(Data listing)

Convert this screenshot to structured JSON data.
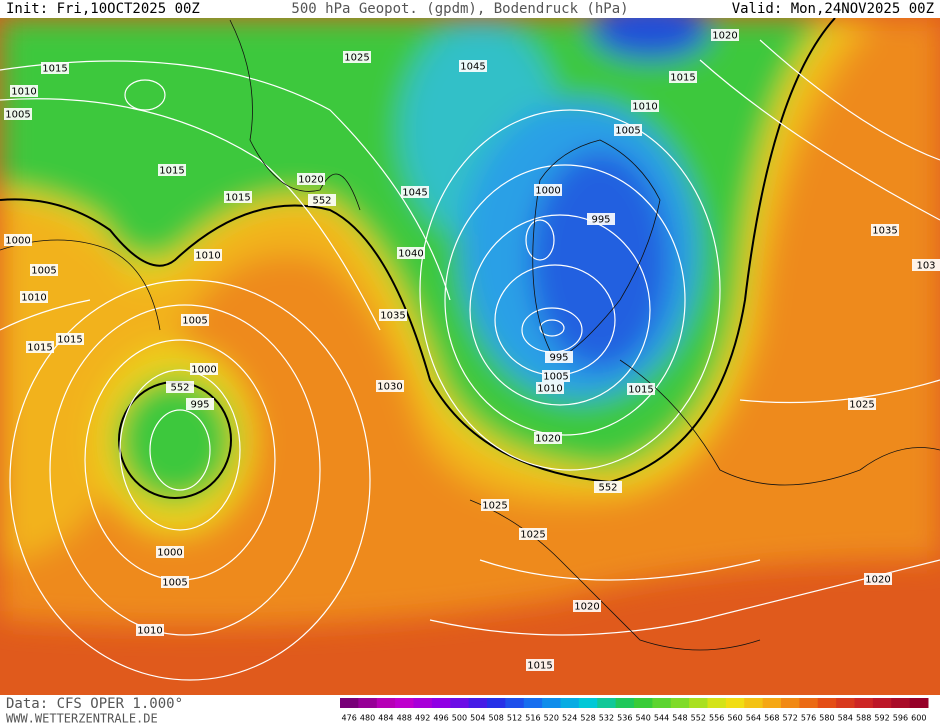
{
  "header": {
    "init": "Init: Fri,10OCT2025 00Z",
    "title": "500 hPa Geopot. (gpdm), Bodendruck (hPa)",
    "valid": "Valid: Mon,24NOV2025 00Z"
  },
  "footer": {
    "source": "Data: CFS OPER 1.000°",
    "site": "WWW.WETTERZENTRALE.DE"
  },
  "scale": {
    "labels": [
      "476",
      "480",
      "484",
      "488",
      "492",
      "496",
      "500",
      "504",
      "508",
      "512",
      "516",
      "520",
      "524",
      "528",
      "532",
      "536",
      "540",
      "544",
      "548",
      "552",
      "556",
      "560",
      "564",
      "568",
      "572",
      "576",
      "580",
      "584",
      "588",
      "592",
      "596",
      "600"
    ]
  },
  "map": {
    "labels": [
      "1015",
      "1010",
      "1005",
      "1025",
      "1045",
      "1020",
      "1015",
      "1010",
      "1005",
      "1015",
      "1015",
      "1020",
      "552",
      "1045",
      "1000",
      "995",
      "1000",
      "1005",
      "1010",
      "1010",
      "1040",
      "1035",
      "103",
      "1035",
      "1005",
      "1015",
      "1015",
      "1000",
      "552",
      "995",
      "995",
      "1005",
      "1010",
      "1030",
      "1015",
      "1025",
      "1020",
      "552",
      "1025",
      "1025",
      "1000",
      "1005",
      "1020",
      "1020",
      "1010",
      "1015"
    ]
  }
}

__Directions__.
The data should be printed again unchanged; leave its pictures out.

__Answer for this exercise__.
Convert this screenshot to structured JSON data.
{
  "header": {
    "init": "Init: Fri,10OCT2025 00Z",
    "title": "500 hPa Geopot. (gpdm), Bodendruck (hPa)",
    "valid": "Valid: Mon,24NOV2025 00Z"
  },
  "footer": {
    "source": "Data: CFS OPER 1.000°",
    "site": "WWW.WETTERZENTRALE.DE"
  },
  "scale": {
    "labels": [
      "476",
      "480",
      "484",
      "488",
      "492",
      "496",
      "500",
      "504",
      "508",
      "512",
      "516",
      "520",
      "524",
      "528",
      "532",
      "536",
      "540",
      "544",
      "548",
      "552",
      "556",
      "560",
      "564",
      "568",
      "572",
      "576",
      "580",
      "584",
      "588",
      "592",
      "596",
      "600"
    ]
  },
  "map": {
    "labels": [
      "1015",
      "1010",
      "1005",
      "1025",
      "1045",
      "1020",
      "1015",
      "1010",
      "1005",
      "1015",
      "1015",
      "1020",
      "552",
      "1045",
      "1000",
      "995",
      "1000",
      "1005",
      "1010",
      "1010",
      "1040",
      "1035",
      "103",
      "1035",
      "1005",
      "1015",
      "1015",
      "1000",
      "552",
      "995",
      "995",
      "1005",
      "1010",
      "1030",
      "1015",
      "1025",
      "1020",
      "552",
      "1025",
      "1025",
      "1000",
      "1005",
      "1020",
      "1020",
      "1010",
      "1015"
    ]
  }
}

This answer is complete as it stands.